Copy out every one of the following records line for line, without changing anything, and omit the pictures from your copy.

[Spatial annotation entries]
+-------+

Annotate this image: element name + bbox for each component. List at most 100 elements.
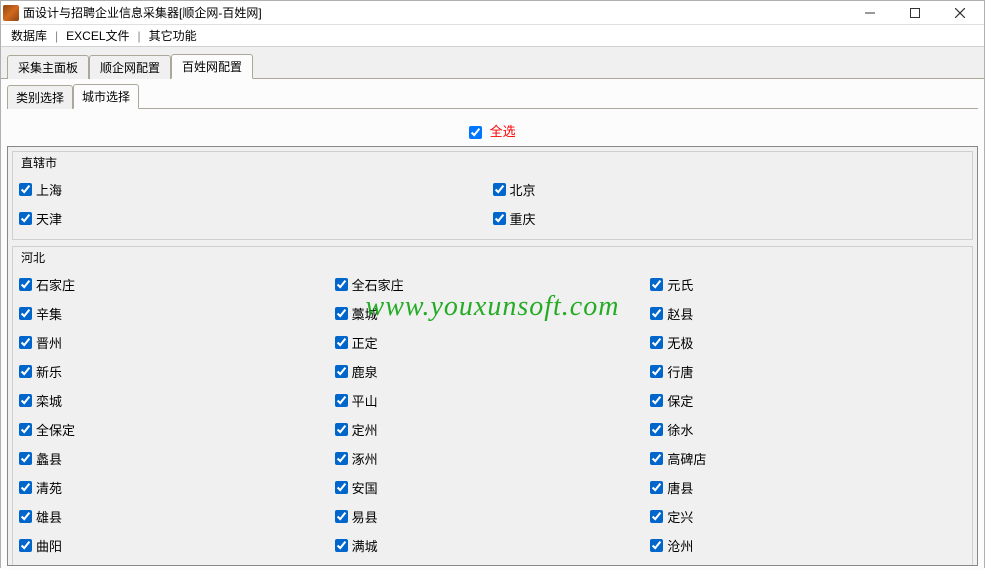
city-checkbox[interactable] [19, 278, 32, 291]
city-item[interactable]: 鹿泉 [335, 357, 651, 386]
city-checkbox[interactable] [19, 481, 32, 494]
city-item[interactable]: 无极 [650, 328, 966, 357]
city-item[interactable]: 清苑 [19, 473, 335, 502]
close-button[interactable] [937, 2, 982, 24]
city-checkbox[interactable] [335, 307, 348, 320]
city-item[interactable]: 全保定 [19, 415, 335, 444]
menu-database[interactable]: 数据库 [5, 25, 53, 46]
tab-content: 类别选择城市选择 全选 直辖市上海北京天津重庆河北石家庄全石家庄元氏辛集藁城赵县… [1, 79, 984, 570]
city-label: 藁城 [352, 304, 378, 323]
city-label: 满城 [352, 536, 378, 555]
city-item[interactable]: 正定 [335, 328, 651, 357]
city-item[interactable]: 赵县 [650, 299, 966, 328]
city-checkbox[interactable] [335, 481, 348, 494]
city-item[interactable]: 上海 [19, 175, 493, 204]
city-item[interactable]: 高碑店 [650, 444, 966, 473]
city-item[interactable]: 河间 [650, 560, 966, 566]
city-item[interactable]: 北京 [493, 175, 967, 204]
city-checkbox[interactable] [335, 278, 348, 291]
city-item[interactable]: 天津 [19, 204, 493, 233]
city-checkbox[interactable] [650, 452, 663, 465]
window-title: 面设计与招聘企业信息采集器[顺企网-百姓网] [23, 4, 847, 21]
menu-other[interactable]: 其它功能 [143, 25, 203, 46]
main-tab-2[interactable]: 百姓网配置 [171, 54, 253, 79]
city-checkbox[interactable] [650, 278, 663, 291]
city-label: 石家庄 [36, 275, 75, 294]
city-checkbox[interactable] [335, 510, 348, 523]
city-checkbox[interactable] [493, 212, 506, 225]
city-item[interactable]: 安国 [335, 473, 651, 502]
city-checkbox[interactable] [650, 336, 663, 349]
sub-tab-row: 类别选择城市选择 [7, 83, 978, 109]
city-checkbox[interactable] [650, 365, 663, 378]
city-item[interactable]: 雄县 [19, 502, 335, 531]
titlebar: 面设计与招聘企业信息采集器[顺企网-百姓网] [1, 1, 984, 25]
city-checkbox[interactable] [650, 394, 663, 407]
city-checkbox[interactable] [19, 510, 32, 523]
city-item[interactable]: 沧县 [335, 560, 651, 566]
city-item[interactable]: 平山 [335, 386, 651, 415]
city-checkbox[interactable] [335, 539, 348, 552]
city-item[interactable]: 曲阳 [19, 531, 335, 560]
city-item[interactable]: 辛集 [19, 299, 335, 328]
maximize-button[interactable] [892, 2, 937, 24]
city-checkbox[interactable] [19, 394, 32, 407]
city-item[interactable]: 唐县 [650, 473, 966, 502]
city-item[interactable]: 沧州 [650, 531, 966, 560]
city-item[interactable]: 藁城 [335, 299, 651, 328]
city-checkbox[interactable] [493, 183, 506, 196]
city-checkbox[interactable] [19, 336, 32, 349]
city-item[interactable]: 满城 [335, 531, 651, 560]
city-label: 定兴 [667, 507, 693, 526]
city-checkbox[interactable] [650, 539, 663, 552]
city-item[interactable]: 定兴 [650, 502, 966, 531]
city-checkbox[interactable] [19, 539, 32, 552]
main-tab-1[interactable]: 顺企网配置 [89, 55, 171, 79]
city-item[interactable]: 新乐 [19, 357, 335, 386]
menu-separator: | [136, 29, 143, 43]
city-checkbox[interactable] [650, 423, 663, 436]
city-item[interactable]: 石家庄 [19, 270, 335, 299]
city-label: 清苑 [36, 478, 62, 497]
city-checkbox[interactable] [335, 336, 348, 349]
city-checkbox[interactable] [335, 394, 348, 407]
city-item[interactable]: 行唐 [650, 357, 966, 386]
city-checkbox[interactable] [19, 212, 32, 225]
city-checkbox[interactable] [19, 365, 32, 378]
city-checkbox[interactable] [650, 481, 663, 494]
city-checkbox[interactable] [19, 183, 32, 196]
city-item[interactable]: 徐水 [650, 415, 966, 444]
city-checkbox[interactable] [19, 307, 32, 320]
city-checkbox[interactable] [335, 452, 348, 465]
city-item[interactable]: 全石家庄 [335, 270, 651, 299]
city-scroll-area[interactable]: 直辖市上海北京天津重庆河北石家庄全石家庄元氏辛集藁城赵县晋州正定无极新乐鹿泉行唐… [7, 146, 978, 566]
city-item[interactable]: 栾城 [19, 386, 335, 415]
minimize-button[interactable] [847, 2, 892, 24]
city-item[interactable]: 易县 [335, 502, 651, 531]
city-item[interactable]: 保定 [650, 386, 966, 415]
city-checkbox[interactable] [19, 452, 32, 465]
city-checkbox[interactable] [650, 510, 663, 523]
window-controls [847, 2, 982, 24]
city-item[interactable]: 蠡县 [19, 444, 335, 473]
select-all-label[interactable]: 全选 [490, 124, 516, 139]
city-checkbox[interactable] [650, 307, 663, 320]
menubar: 数据库 | EXCEL文件 | 其它功能 [1, 25, 984, 47]
select-all-checkbox[interactable] [469, 126, 482, 139]
main-tab-0[interactable]: 采集主面板 [7, 55, 89, 79]
city-checkbox[interactable] [19, 423, 32, 436]
city-item[interactable]: 定州 [335, 415, 651, 444]
sub-tab-0[interactable]: 类别选择 [7, 85, 73, 109]
city-label: 正定 [352, 333, 378, 352]
sub-tab-1[interactable]: 城市选择 [73, 84, 139, 109]
city-item[interactable]: 元氏 [650, 270, 966, 299]
city-item[interactable]: 重庆 [493, 204, 967, 233]
city-item[interactable]: 晋州 [19, 328, 335, 357]
city-checkbox[interactable] [335, 365, 348, 378]
city-item[interactable]: 全沧州 [19, 560, 335, 566]
city-checkbox[interactable] [335, 423, 348, 436]
city-label: 河间 [667, 565, 693, 566]
city-label: 全保定 [36, 420, 75, 439]
menu-excel[interactable]: EXCEL文件 [60, 25, 135, 46]
city-item[interactable]: 涿州 [335, 444, 651, 473]
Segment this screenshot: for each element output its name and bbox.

+-------+

> Reply
Annotate this image: element name + bbox for each component. List at most 100 elements.
city-checkbox[interactable] [19, 278, 32, 291]
city-item[interactable]: 鹿泉 [335, 357, 651, 386]
city-checkbox[interactable] [19, 481, 32, 494]
city-item[interactable]: 无极 [650, 328, 966, 357]
city-item[interactable]: 清苑 [19, 473, 335, 502]
close-button[interactable] [937, 2, 982, 24]
city-checkbox[interactable] [335, 307, 348, 320]
city-item[interactable]: 全保定 [19, 415, 335, 444]
menu-database[interactable]: 数据库 [5, 25, 53, 46]
tab-content: 类别选择城市选择 全选 直辖市上海北京天津重庆河北石家庄全石家庄元氏辛集藁城赵县… [1, 79, 984, 570]
city-label: 藁城 [352, 304, 378, 323]
city-label: 满城 [352, 536, 378, 555]
city-item[interactable]: 正定 [335, 328, 651, 357]
city-item[interactable]: 赵县 [650, 299, 966, 328]
city-checkbox[interactable] [335, 481, 348, 494]
city-item[interactable]: 上海 [19, 175, 493, 204]
city-item[interactable]: 高碑店 [650, 444, 966, 473]
city-item[interactable]: 河间 [650, 560, 966, 566]
city-item[interactable]: 北京 [493, 175, 967, 204]
city-checkbox[interactable] [335, 278, 348, 291]
city-item[interactable]: 天津 [19, 204, 493, 233]
city-checkbox[interactable] [650, 452, 663, 465]
window-title: 面设计与招聘企业信息采集器[顺企网-百姓网] [23, 4, 847, 21]
menu-other[interactable]: 其它功能 [143, 25, 203, 46]
main-tab-2[interactable]: 百姓网配置 [171, 54, 253, 79]
city-checkbox[interactable] [650, 278, 663, 291]
city-label: 石家庄 [36, 275, 75, 294]
city-checkbox[interactable] [335, 510, 348, 523]
city-checkbox[interactable] [493, 212, 506, 225]
city-item[interactable]: 安国 [335, 473, 651, 502]
city-checkbox[interactable] [650, 336, 663, 349]
sub-tab-row: 类别选择城市选择 [7, 83, 978, 109]
city-checkbox[interactable] [650, 365, 663, 378]
city-item[interactable]: 雄县 [19, 502, 335, 531]
titlebar: 面设计与招聘企业信息采集器[顺企网-百姓网] [1, 1, 984, 25]
city-checkbox[interactable] [650, 394, 663, 407]
city-checkbox[interactable] [19, 510, 32, 523]
city-item[interactable]: 沧县 [335, 560, 651, 566]
city-item[interactable]: 平山 [335, 386, 651, 415]
city-checkbox[interactable] [335, 539, 348, 552]
city-item[interactable]: 曲阳 [19, 531, 335, 560]
city-item[interactable]: 辛集 [19, 299, 335, 328]
maximize-button[interactable] [892, 2, 937, 24]
city-checkbox[interactable] [19, 394, 32, 407]
city-item[interactable]: 唐县 [650, 473, 966, 502]
city-item[interactable]: 沧州 [650, 531, 966, 560]
city-item[interactable]: 藁城 [335, 299, 651, 328]
city-checkbox[interactable] [493, 183, 506, 196]
city-checkbox[interactable] [19, 336, 32, 349]
city-item[interactable]: 满城 [335, 531, 651, 560]
city-label: 定兴 [667, 507, 693, 526]
city-checkbox[interactable] [650, 539, 663, 552]
city-item[interactable]: 定兴 [650, 502, 966, 531]
city-checkbox[interactable] [19, 539, 32, 552]
main-tab-1[interactable]: 顺企网配置 [89, 55, 171, 79]
city-item[interactable]: 新乐 [19, 357, 335, 386]
menu-separator: | [136, 29, 143, 43]
city-checkbox[interactable] [650, 423, 663, 436]
city-item[interactable]: 石家庄 [19, 270, 335, 299]
city-label: 清苑 [36, 478, 62, 497]
city-checkbox[interactable] [335, 336, 348, 349]
city-checkbox[interactable] [335, 394, 348, 407]
city-item[interactable]: 行唐 [650, 357, 966, 386]
city-checkbox[interactable] [19, 212, 32, 225]
city-checkbox[interactable] [19, 365, 32, 378]
city-checkbox[interactable] [650, 481, 663, 494]
city-checkbox[interactable] [19, 183, 32, 196]
city-item[interactable]: 徐水 [650, 415, 966, 444]
city-checkbox[interactable] [19, 307, 32, 320]
city-checkbox[interactable] [335, 452, 348, 465]
city-item[interactable]: 全石家庄 [335, 270, 651, 299]
city-scroll-area[interactable]: 直辖市上海北京天津重庆河北石家庄全石家庄元氏辛集藁城赵县晋州正定无极新乐鹿泉行唐… [7, 146, 978, 566]
city-item[interactable]: 栾城 [19, 386, 335, 415]
minimize-button[interactable] [847, 2, 892, 24]
city-item[interactable]: 易县 [335, 502, 651, 531]
city-item[interactable]: 保定 [650, 386, 966, 415]
city-checkbox[interactable] [19, 452, 32, 465]
city-checkbox[interactable] [650, 510, 663, 523]
window-controls [847, 2, 982, 24]
city-item[interactable]: 蠡县 [19, 444, 335, 473]
select-all-label[interactable]: 全选 [490, 124, 516, 139]
city-checkbox[interactable] [650, 307, 663, 320]
menubar: 数据库 | EXCEL文件 | 其它功能 [1, 25, 984, 47]
select-all-checkbox[interactable] [469, 126, 482, 139]
main-tab-0[interactable]: 采集主面板 [7, 55, 89, 79]
city-checkbox[interactable] [19, 423, 32, 436]
city-item[interactable]: 定州 [335, 415, 651, 444]
sub-tab-0[interactable]: 类别选择 [7, 85, 73, 109]
city-label: 正定 [352, 333, 378, 352]
sub-tab-1[interactable]: 城市选择 [73, 84, 139, 109]
city-item[interactable]: 元氏 [650, 270, 966, 299]
city-item[interactable]: 重庆 [493, 204, 967, 233]
city-item[interactable]: 晋州 [19, 328, 335, 357]
city-checkbox[interactable] [335, 365, 348, 378]
city-item[interactable]: 全沧州 [19, 560, 335, 566]
city-checkbox[interactable] [335, 423, 348, 436]
city-label: 河间 [667, 565, 693, 566]
city-label: 全保定 [36, 420, 75, 439]
menu-excel[interactable]: EXCEL文件 [60, 25, 135, 46]
city-item[interactable]: 涿州 [335, 444, 651, 473]
Segment this screenshot: for each element output its name and bbox.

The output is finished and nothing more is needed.